▸ Task objective: What you return should match every record exactly, with the images removed.

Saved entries
= = = = =
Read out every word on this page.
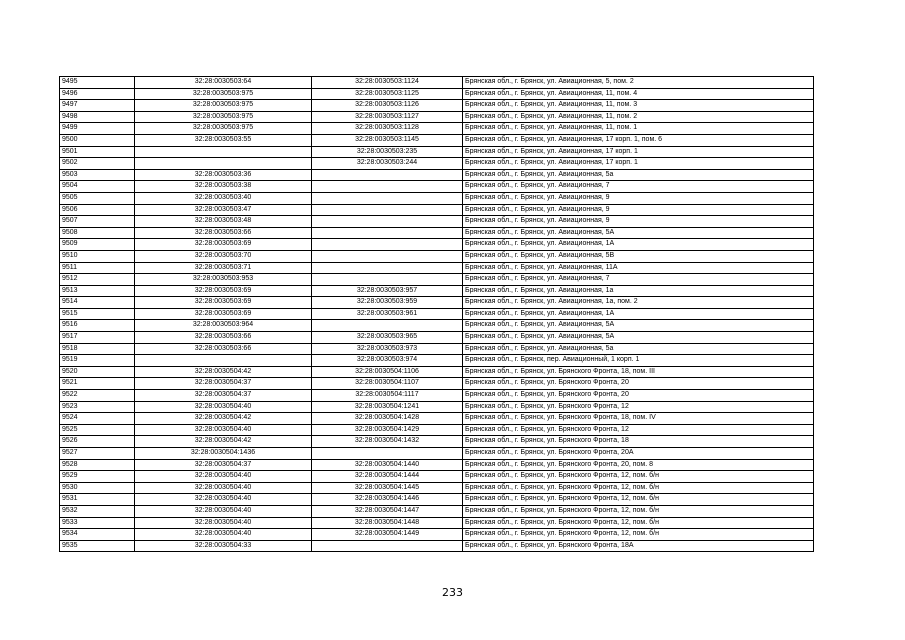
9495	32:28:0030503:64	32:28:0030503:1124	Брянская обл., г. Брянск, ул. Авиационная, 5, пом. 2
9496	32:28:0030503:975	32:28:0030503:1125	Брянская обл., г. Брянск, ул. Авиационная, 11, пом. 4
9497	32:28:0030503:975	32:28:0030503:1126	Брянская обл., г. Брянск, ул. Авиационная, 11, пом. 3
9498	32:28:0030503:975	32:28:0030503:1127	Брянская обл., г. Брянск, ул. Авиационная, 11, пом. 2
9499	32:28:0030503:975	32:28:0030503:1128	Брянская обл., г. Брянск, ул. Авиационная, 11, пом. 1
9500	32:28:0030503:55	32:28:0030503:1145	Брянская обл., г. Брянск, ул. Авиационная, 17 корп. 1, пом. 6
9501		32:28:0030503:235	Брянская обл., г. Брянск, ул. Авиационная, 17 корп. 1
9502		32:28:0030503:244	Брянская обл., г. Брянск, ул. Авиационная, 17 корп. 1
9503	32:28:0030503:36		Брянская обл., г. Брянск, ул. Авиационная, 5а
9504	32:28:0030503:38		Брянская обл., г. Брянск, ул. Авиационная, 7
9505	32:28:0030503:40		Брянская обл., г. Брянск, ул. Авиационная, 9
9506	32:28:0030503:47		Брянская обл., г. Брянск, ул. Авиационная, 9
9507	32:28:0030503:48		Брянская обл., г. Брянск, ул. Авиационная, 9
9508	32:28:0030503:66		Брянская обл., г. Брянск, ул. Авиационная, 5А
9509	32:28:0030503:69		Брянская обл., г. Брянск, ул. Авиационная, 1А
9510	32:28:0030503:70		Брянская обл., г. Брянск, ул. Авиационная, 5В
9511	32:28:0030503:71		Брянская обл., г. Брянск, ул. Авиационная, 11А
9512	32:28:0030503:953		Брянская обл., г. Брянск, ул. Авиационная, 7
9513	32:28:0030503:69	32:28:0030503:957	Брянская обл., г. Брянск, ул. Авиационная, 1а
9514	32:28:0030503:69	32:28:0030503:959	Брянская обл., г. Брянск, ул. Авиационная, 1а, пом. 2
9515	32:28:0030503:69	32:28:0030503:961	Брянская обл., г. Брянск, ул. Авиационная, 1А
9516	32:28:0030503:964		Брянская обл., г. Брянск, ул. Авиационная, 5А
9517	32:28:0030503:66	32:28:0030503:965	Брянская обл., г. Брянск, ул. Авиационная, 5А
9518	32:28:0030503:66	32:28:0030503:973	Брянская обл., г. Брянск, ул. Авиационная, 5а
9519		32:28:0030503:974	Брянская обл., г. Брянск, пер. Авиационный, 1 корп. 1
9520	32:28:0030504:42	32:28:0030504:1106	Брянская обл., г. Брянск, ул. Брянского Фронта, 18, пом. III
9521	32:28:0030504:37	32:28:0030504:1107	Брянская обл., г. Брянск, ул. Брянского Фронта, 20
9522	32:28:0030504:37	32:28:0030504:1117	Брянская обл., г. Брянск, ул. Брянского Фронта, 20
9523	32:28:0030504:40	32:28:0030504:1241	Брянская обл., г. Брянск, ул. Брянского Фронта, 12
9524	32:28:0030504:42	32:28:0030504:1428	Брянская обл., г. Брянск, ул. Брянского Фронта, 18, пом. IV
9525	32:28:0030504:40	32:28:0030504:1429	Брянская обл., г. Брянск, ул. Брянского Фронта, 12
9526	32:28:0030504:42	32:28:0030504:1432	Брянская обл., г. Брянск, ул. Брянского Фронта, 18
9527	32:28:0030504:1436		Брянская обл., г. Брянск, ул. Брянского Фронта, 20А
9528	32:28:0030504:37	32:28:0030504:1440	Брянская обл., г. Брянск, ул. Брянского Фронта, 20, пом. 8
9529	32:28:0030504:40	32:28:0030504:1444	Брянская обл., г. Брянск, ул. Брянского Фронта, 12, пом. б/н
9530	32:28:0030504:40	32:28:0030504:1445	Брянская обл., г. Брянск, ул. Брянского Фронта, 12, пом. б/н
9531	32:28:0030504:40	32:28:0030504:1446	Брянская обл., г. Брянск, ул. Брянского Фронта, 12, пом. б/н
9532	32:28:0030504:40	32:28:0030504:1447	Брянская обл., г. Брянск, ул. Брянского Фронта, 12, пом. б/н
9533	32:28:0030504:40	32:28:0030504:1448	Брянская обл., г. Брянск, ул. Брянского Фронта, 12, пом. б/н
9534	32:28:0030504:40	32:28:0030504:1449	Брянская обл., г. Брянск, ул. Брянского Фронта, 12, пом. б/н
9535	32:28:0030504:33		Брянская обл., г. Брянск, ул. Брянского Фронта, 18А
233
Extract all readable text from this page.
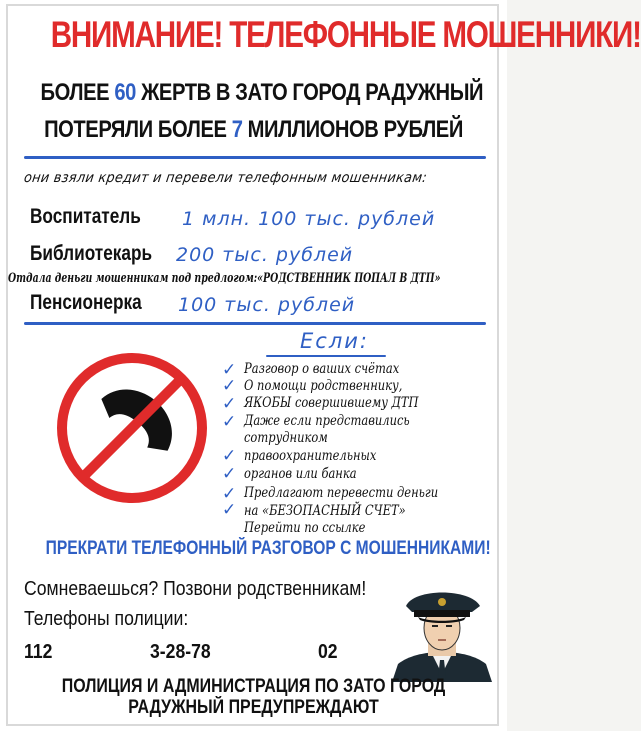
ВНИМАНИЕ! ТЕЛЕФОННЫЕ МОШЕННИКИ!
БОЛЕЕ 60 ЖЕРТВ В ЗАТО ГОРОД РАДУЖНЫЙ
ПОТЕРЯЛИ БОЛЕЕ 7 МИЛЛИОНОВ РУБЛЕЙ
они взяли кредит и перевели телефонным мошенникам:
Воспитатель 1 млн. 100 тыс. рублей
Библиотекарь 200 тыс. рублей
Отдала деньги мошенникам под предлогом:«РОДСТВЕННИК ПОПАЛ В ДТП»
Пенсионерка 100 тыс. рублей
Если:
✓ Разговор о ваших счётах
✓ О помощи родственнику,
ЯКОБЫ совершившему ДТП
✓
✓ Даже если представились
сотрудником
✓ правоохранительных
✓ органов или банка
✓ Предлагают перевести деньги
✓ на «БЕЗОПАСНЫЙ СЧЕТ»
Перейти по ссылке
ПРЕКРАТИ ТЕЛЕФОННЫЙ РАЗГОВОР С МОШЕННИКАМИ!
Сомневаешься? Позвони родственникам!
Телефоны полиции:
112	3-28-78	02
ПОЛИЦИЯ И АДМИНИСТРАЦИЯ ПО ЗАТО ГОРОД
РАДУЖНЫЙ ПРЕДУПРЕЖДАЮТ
= = = = =
▸ Solution to this problem:
Read out every word on this page.
9495	32:28:0030503:64	32:28:0030503:1124	Брянская обл., г. Брянск, ул. Авиационная, 5, пом. 2
9496	32:28:0030503:975	32:28:0030503:1125	Брянская обл., г. Брянск, ул. Авиационная, 11, пом. 4
9497	32:28:0030503:975	32:28:0030503:1126	Брянская обл., г. Брянск, ул. Авиационная, 11, пом. 3
9498	32:28:0030503:975	32:28:0030503:1127	Брянская обл., г. Брянск, ул. Авиационная, 11, пом. 2
9499	32:28:0030503:975	32:28:0030503:1128	Брянская обл., г. Брянск, ул. Авиационная, 11, пом. 1
9500	32:28:0030503:55	32:28:0030503:1145	Брянская обл., г. Брянск, ул. Авиационная, 17 корп. 1, пом. 6
9501		32:28:0030503:235	Брянская обл., г. Брянск, ул. Авиационная, 17 корп. 1
9502		32:28:0030503:244	Брянская обл., г. Брянск, ул. Авиационная, 17 корп. 1
9503	32:28:0030503:36		Брянская обл., г. Брянск, ул. Авиационная, 5а
9504	32:28:0030503:38		Брянская обл., г. Брянск, ул. Авиационная, 7
9505	32:28:0030503:40		Брянская обл., г. Брянск, ул. Авиационная, 9
9506	32:28:0030503:47		Брянская обл., г. Брянск, ул. Авиационная, 9
9507	32:28:0030503:48		Брянская обл., г. Брянск, ул. Авиационная, 9
9508	32:28:0030503:66		Брянская обл., г. Брянск, ул. Авиационная, 5А
9509	32:28:0030503:69		Брянская обл., г. Брянск, ул. Авиационная, 1А
9510	32:28:0030503:70		Брянская обл., г. Брянск, ул. Авиационная, 5В
9511	32:28:0030503:71		Брянская обл., г. Брянск, ул. Авиационная, 11А
9512	32:28:0030503:953		Брянская обл., г. Брянск, ул. Авиационная, 7
9513	32:28:0030503:69	32:28:0030503:957	Брянская обл., г. Брянск, ул. Авиационная, 1а
9514	32:28:0030503:69	32:28:0030503:959	Брянская обл., г. Брянск, ул. Авиационная, 1а, пом. 2
9515	32:28:0030503:69	32:28:0030503:961	Брянская обл., г. Брянск, ул. Авиационная, 1А
9516	32:28:0030503:964		Брянская обл., г. Брянск, ул. Авиационная, 5А
9517	32:28:0030503:66	32:28:0030503:965	Брянская обл., г. Брянск, ул. Авиационная, 5А
9518	32:28:0030503:66	32:28:0030503:973	Брянская обл., г. Брянск, ул. Авиационная, 5а
9519		32:28:0030503:974	Брянская обл., г. Брянск, пер. Авиационный, 1 корп. 1
9520	32:28:0030504:42	32:28:0030504:1106	Брянская обл., г. Брянск, ул. Брянского Фронта, 18, пом. III
9521	32:28:0030504:37	32:28:0030504:1107	Брянская обл., г. Брянск, ул. Брянского Фронта, 20
9522	32:28:0030504:37	32:28:0030504:1117	Брянская обл., г. Брянск, ул. Брянского Фронта, 20
9523	32:28:0030504:40	32:28:0030504:1241	Брянская обл., г. Брянск, ул. Брянского Фронта, 12
9524	32:28:0030504:42	32:28:0030504:1428	Брянская обл., г. Брянск, ул. Брянского Фронта, 18, пом. IV
9525	32:28:0030504:40	32:28:0030504:1429	Брянская обл., г. Брянск, ул. Брянского Фронта, 12
9526	32:28:0030504:42	32:28:0030504:1432	Брянская обл., г. Брянск, ул. Брянского Фронта, 18
9527	32:28:0030504:1436		Брянская обл., г. Брянск, ул. Брянского Фронта, 20А
9528	32:28:0030504:37	32:28:0030504:1440	Брянская обл., г. Брянск, ул. Брянского Фронта, 20, пом. 8
9529	32:28:0030504:40	32:28:0030504:1444	Брянская обл., г. Брянск, ул. Брянского Фронта, 12, пом. б/н
9530	32:28:0030504:40	32:28:0030504:1445	Брянская обл., г. Брянск, ул. Брянского Фронта, 12, пом. б/н
9531	32:28:0030504:40	32:28:0030504:1446	Брянская обл., г. Брянск, ул. Брянского Фронта, 12, пом. б/н
9532	32:28:0030504:40	32:28:0030504:1447	Брянская обл., г. Брянск, ул. Брянского Фронта, 12, пом. б/н
9533	32:28:0030504:40	32:28:0030504:1448	Брянская обл., г. Брянск, ул. Брянского Фронта, 12, пом. б/н
9534	32:28:0030504:40	32:28:0030504:1449	Брянская обл., г. Брянск, ул. Брянского Фронта, 12, пом. б/н
9535	32:28:0030504:33		Брянская обл., г. Брянск, ул. Брянского Фронта, 18А
233
Extract all readable text from this page.
ВНИМАНИЕ! ТЕЛЕФОННЫЕ МОШЕННИКИ!
БОЛЕЕ 60 ЖЕРТВ В ЗАТО ГОРОД РАДУЖНЫЙ
ПОТЕРЯЛИ БОЛЕЕ 7 МИЛЛИОНОВ РУБЛЕЙ
они взяли кредит и перевели телефонным мошенникам:
Воспитатель 1 млн. 100 тыс. рублей
Библиотекарь 200 тыс. рублей
Отдала деньги мошенникам под предлогом:«РОДСТВЕННИК ПОПАЛ В ДТП»
Пенсионерка 100 тыс. рублей
Если:
✓ Разговор о ваших счётах
✓ О помощи родственнику,
ЯКОБЫ совершившему ДТП
✓
✓ Даже если представились
сотрудником
✓ правоохранительных
✓ органов или банка
✓ Предлагают перевести деньги
✓ на «БЕЗОПАСНЫЙ СЧЕТ»
Перейти по ссылке
ПРЕКРАТИ ТЕЛЕФОННЫЙ РАЗГОВОР С МОШЕННИКАМИ!
Сомневаешься? Позвони родственникам!
Телефоны полиции:
112	3-28-78	02
ПОЛИЦИЯ И АДМИНИСТРАЦИЯ ПО ЗАТО ГОРОД
РАДУЖНЫЙ ПРЕДУПРЕЖДАЮТ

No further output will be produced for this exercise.